**Records provided**
+-------+
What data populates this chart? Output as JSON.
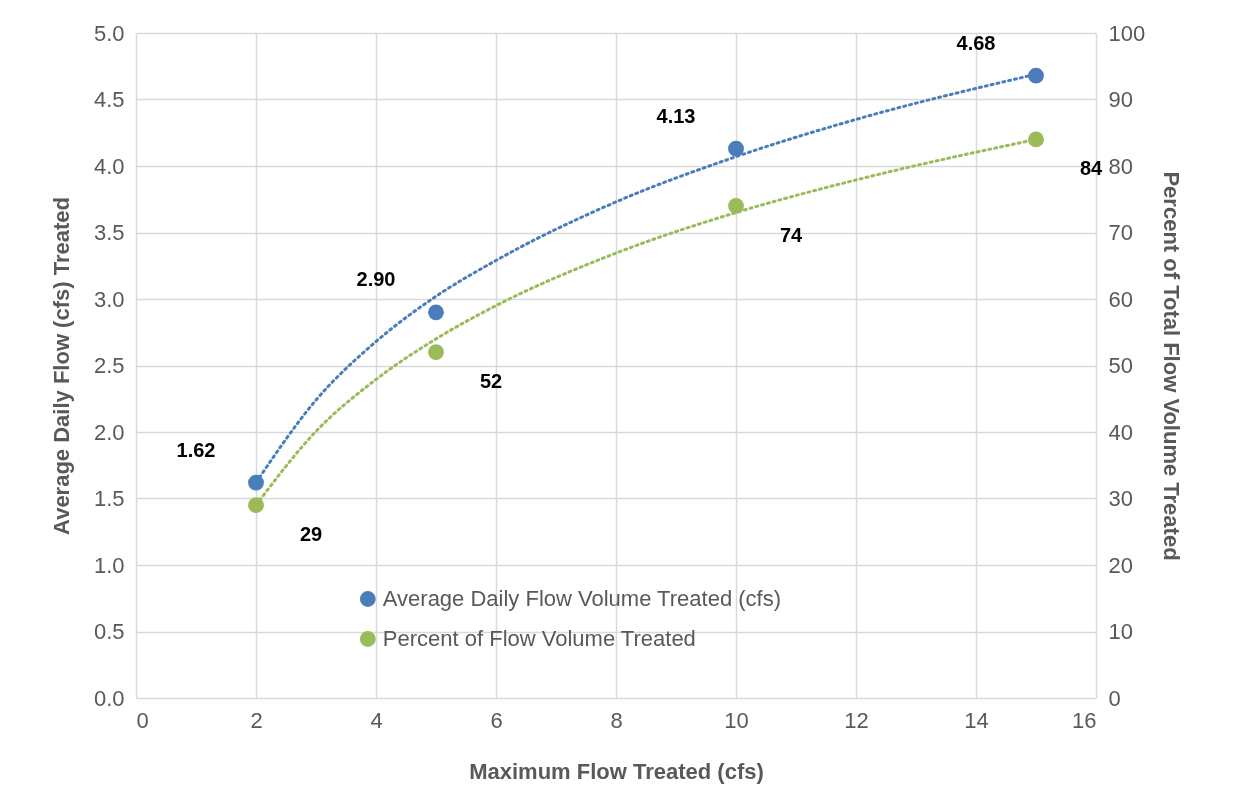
{
  "chart_data": {
    "type": "scatter",
    "xlabel": "Maximum Flow Treated (cfs)",
    "ylabel": "Average Daily Flow (cfs) Treated",
    "y2label": "Percent of Total Flow Volume Treated",
    "x": [
      2,
      5,
      10,
      15
    ],
    "xlim": [
      0,
      16
    ],
    "xticks": [
      0,
      2,
      4,
      6,
      8,
      10,
      12,
      14,
      16
    ],
    "ylim": [
      0,
      5
    ],
    "yticks": [
      {
        "value": 0,
        "label": "0.0"
      },
      {
        "value": 0.5,
        "label": "0.5"
      },
      {
        "value": 1,
        "label": "1.0"
      },
      {
        "value": 1.5,
        "label": "1.5"
      },
      {
        "value": 2,
        "label": "2.0"
      },
      {
        "value": 2.5,
        "label": "2.5"
      },
      {
        "value": 3,
        "label": "3.0"
      },
      {
        "value": 3.5,
        "label": "3.5"
      },
      {
        "value": 4,
        "label": "4.0"
      },
      {
        "value": 4.5,
        "label": "4.5"
      },
      {
        "value": 5,
        "label": "5.0"
      }
    ],
    "y2lim": [
      0,
      100
    ],
    "y2ticks": [
      0,
      10,
      20,
      30,
      40,
      50,
      60,
      70,
      80,
      90,
      100
    ],
    "grid": true,
    "legend": "bottom",
    "marker": "circle",
    "series": [
      {
        "type": "line",
        "marker": "none",
        "axis": "y",
        "color": "#4a7ebb",
        "line_style": "dotted",
        "x": [
          2,
          3,
          4,
          5,
          6,
          8,
          10,
          12,
          15
        ],
        "values": [
          1.62,
          2.24,
          2.68,
          3.02,
          3.29,
          3.73,
          4.07,
          4.35,
          4.69
        ]
      },
      {
        "type": "line",
        "marker": "none",
        "axis": "y2",
        "color": "#9bbb59",
        "line_style": "dotted",
        "x": [
          2,
          3,
          4,
          5,
          6,
          8,
          10,
          12,
          15
        ],
        "values": [
          29.0,
          40.1,
          47.9,
          54.0,
          59.0,
          66.9,
          73.0,
          77.9,
          84.0
        ]
      },
      {
        "name": "Average Daily Flow Volume Treated (cfs)",
        "axis": "y",
        "color": "#4a7ebb",
        "values": [
          1.62,
          2.9,
          4.13,
          4.68
        ],
        "value_labels": [
          "1.62",
          "2.90",
          "4.13",
          "4.68"
        ]
      },
      {
        "name": "Percent of Flow Volume Treated",
        "axis": "y2",
        "color": "#9bbb59",
        "values": [
          29,
          52,
          74,
          84
        ],
        "value_labels": [
          "29",
          "52",
          "74",
          "84"
        ]
      }
    ]
  }
}
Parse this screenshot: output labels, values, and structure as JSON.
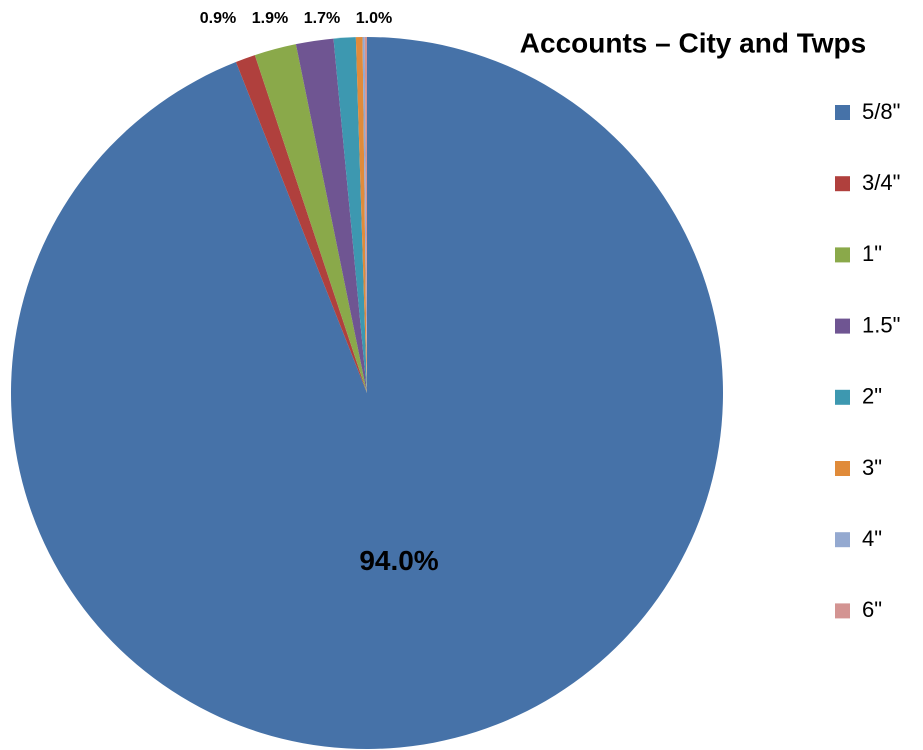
{
  "chart_data": {
    "type": "pie",
    "title": "Accounts – City and Twps",
    "categories": [
      "5/8\"",
      "3/4\"",
      "1\"",
      "1.5\"",
      "2\"",
      "3\"",
      "4\"",
      "6\""
    ],
    "values": [
      94.0,
      0.9,
      1.9,
      1.7,
      1.0,
      0.3,
      0.1,
      0.1
    ],
    "value_labels": [
      "94.0%",
      "0.9%",
      "1.9%",
      "1.7%",
      "1.0%",
      null,
      null,
      null
    ],
    "colors": [
      "#4672a8",
      "#b0403d",
      "#8aa94a",
      "#6f5592",
      "#3d98b0",
      "#e08b3a",
      "#94a9d0",
      "#d39492"
    ],
    "legend": "right"
  }
}
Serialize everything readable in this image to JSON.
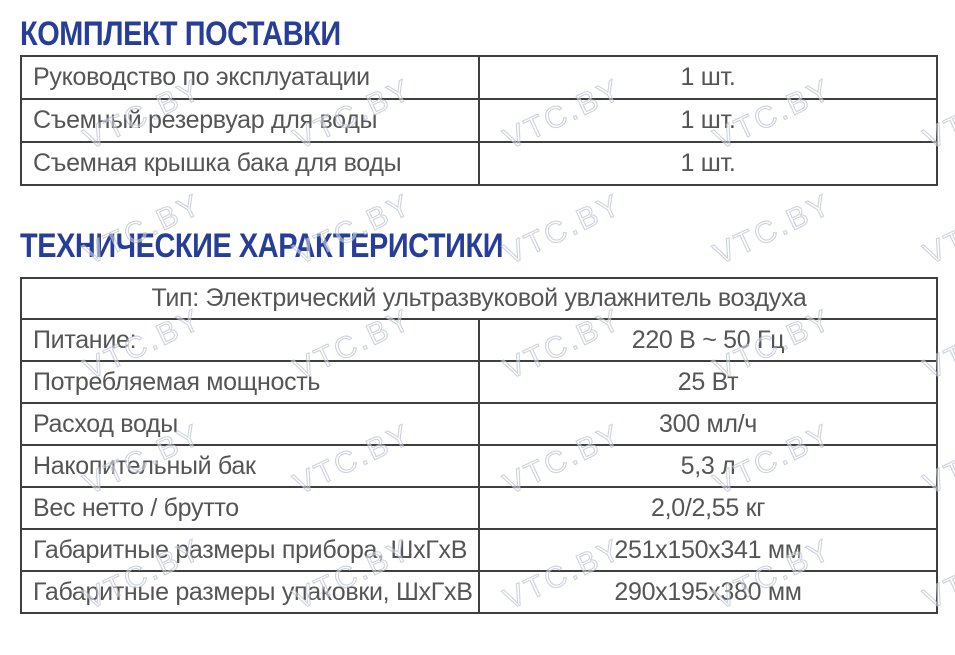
{
  "sections": [
    {
      "title": "КОМПЛЕКТ ПОСТАВКИ",
      "rows": [
        {
          "label": "Руководство по эксплуатации",
          "value": "1 шт."
        },
        {
          "label": "Съемный резервуар для воды",
          "value": "1 шт."
        },
        {
          "label": "Съемная крышка бака для воды",
          "value": "1 шт."
        }
      ]
    },
    {
      "title": "ТЕХНИЧЕСКИЕ ХАРАКТЕРИСТИКИ",
      "header": "Тип: Электрический ультразвуковой увлажнитель воздуха",
      "rows": [
        {
          "label": "Питание:",
          "value": "220 В ~ 50 Гц"
        },
        {
          "label": "Потребляемая мощность",
          "value": "25 Вт"
        },
        {
          "label": "Расход воды",
          "value": "300 мл/ч"
        },
        {
          "label": "Накопительный бак",
          "value": "5,3 л"
        },
        {
          "label": "Вес нетто / брутто",
          "value": "2,0/2,55 кг"
        },
        {
          "label": "Габаритные размеры прибора, ШхГхВ",
          "value": "251x150x341 мм"
        },
        {
          "label": "Габаритные размеры упаковки, ШхГхВ",
          "value": "290x195x380 мм"
        }
      ]
    }
  ],
  "watermark": {
    "text": "VTC.BY"
  },
  "colors": {
    "title_accent": "#263e9a",
    "table_border": "#3f3f3f",
    "cell_text": "#555555",
    "watermark_outline": "#b3b9c6"
  }
}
+-------+
**What is being asked**
Copy the whole of the material above exactly, but not its images.

**Written answer**
What data populates this chart? Output as JSON.
{
  "chart_data": {
    "type": "scatter",
    "xlabel": "Maximum Flow Treated (cfs)",
    "ylabel": "Average Daily Flow (cfs) Treated",
    "y2label": "Percent of Total Flow Volume Treated",
    "x": [
      2,
      5,
      10,
      15
    ],
    "xlim": [
      0,
      16
    ],
    "xticks": [
      0,
      2,
      4,
      6,
      8,
      10,
      12,
      14,
      16
    ],
    "ylim": [
      0,
      5
    ],
    "yticks": [
      {
        "value": 0,
        "label": "0.0"
      },
      {
        "value": 0.5,
        "label": "0.5"
      },
      {
        "value": 1,
        "label": "1.0"
      },
      {
        "value": 1.5,
        "label": "1.5"
      },
      {
        "value": 2,
        "label": "2.0"
      },
      {
        "value": 2.5,
        "label": "2.5"
      },
      {
        "value": 3,
        "label": "3.0"
      },
      {
        "value": 3.5,
        "label": "3.5"
      },
      {
        "value": 4,
        "label": "4.0"
      },
      {
        "value": 4.5,
        "label": "4.5"
      },
      {
        "value": 5,
        "label": "5.0"
      }
    ],
    "y2lim": [
      0,
      100
    ],
    "y2ticks": [
      0,
      10,
      20,
      30,
      40,
      50,
      60,
      70,
      80,
      90,
      100
    ],
    "grid": true,
    "legend": "bottom",
    "marker": "circle",
    "series": [
      {
        "type": "line",
        "marker": "none",
        "axis": "y",
        "color": "#4a7ebb",
        "line_style": "dotted",
        "x": [
          2,
          3,
          4,
          5,
          6,
          8,
          10,
          12,
          15
        ],
        "values": [
          1.62,
          2.24,
          2.68,
          3.02,
          3.29,
          3.73,
          4.07,
          4.35,
          4.69
        ]
      },
      {
        "type": "line",
        "marker": "none",
        "axis": "y2",
        "color": "#9bbb59",
        "line_style": "dotted",
        "x": [
          2,
          3,
          4,
          5,
          6,
          8,
          10,
          12,
          15
        ],
        "values": [
          29.0,
          40.1,
          47.9,
          54.0,
          59.0,
          66.9,
          73.0,
          77.9,
          84.0
        ]
      },
      {
        "name": "Average Daily Flow Volume Treated (cfs)",
        "axis": "y",
        "color": "#4a7ebb",
        "values": [
          1.62,
          2.9,
          4.13,
          4.68
        ],
        "value_labels": [
          "1.62",
          "2.90",
          "4.13",
          "4.68"
        ]
      },
      {
        "name": "Percent of Flow Volume Treated",
        "axis": "y2",
        "color": "#9bbb59",
        "values": [
          29,
          52,
          74,
          84
        ],
        "value_labels": [
          "29",
          "52",
          "74",
          "84"
        ]
      }
    ]
  }
}
Parse this screenshot: output labels, values, and structure as JSON.
{
  "chart_data": {
    "type": "pie",
    "title": "Accounts – City and Twps",
    "categories": [
      "5/8\"",
      "3/4\"",
      "1\"",
      "1.5\"",
      "2\"",
      "3\"",
      "4\"",
      "6\""
    ],
    "values": [
      94.0,
      0.9,
      1.9,
      1.7,
      1.0,
      0.3,
      0.1,
      0.1
    ],
    "value_labels": [
      "94.0%",
      "0.9%",
      "1.9%",
      "1.7%",
      "1.0%",
      null,
      null,
      null
    ],
    "colors": [
      "#4672a8",
      "#b0403d",
      "#8aa94a",
      "#6f5592",
      "#3d98b0",
      "#e08b3a",
      "#94a9d0",
      "#d39492"
    ],
    "legend": "right"
  }
}
Serialize everything readable in this image to JSON.
{
  "sections": [
    {
      "title": "КОМПЛЕКТ ПОСТАВКИ",
      "rows": [
        {
          "label": "Руководство по эксплуатации",
          "value": "1 шт."
        },
        {
          "label": "Съемный резервуар для воды",
          "value": "1 шт."
        },
        {
          "label": "Съемная крышка бака для воды",
          "value": "1 шт."
        }
      ]
    },
    {
      "title": "ТЕХНИЧЕСКИЕ ХАРАКТЕРИСТИКИ",
      "header": "Тип: Электрический ультразвуковой увлажнитель воздуха",
      "rows": [
        {
          "label": "Питание:",
          "value": "220 В ~ 50 Гц"
        },
        {
          "label": "Потребляемая мощность",
          "value": "25 Вт"
        },
        {
          "label": "Расход воды",
          "value": "300 мл/ч"
        },
        {
          "label": "Накопительный бак",
          "value": "5,3 л"
        },
        {
          "label": "Вес нетто / брутто",
          "value": "2,0/2,55 кг"
        },
        {
          "label": "Габаритные размеры прибора, ШхГхВ",
          "value": "251x150x341 мм"
        },
        {
          "label": "Габаритные размеры упаковки, ШхГхВ",
          "value": "290x195x380 мм"
        }
      ]
    }
  ],
  "watermark": {
    "text": "VTC.BY"
  },
  "colors": {
    "title_accent": "#263e9a",
    "table_border": "#3f3f3f",
    "cell_text": "#555555",
    "watermark_outline": "#b3b9c6"
  }
}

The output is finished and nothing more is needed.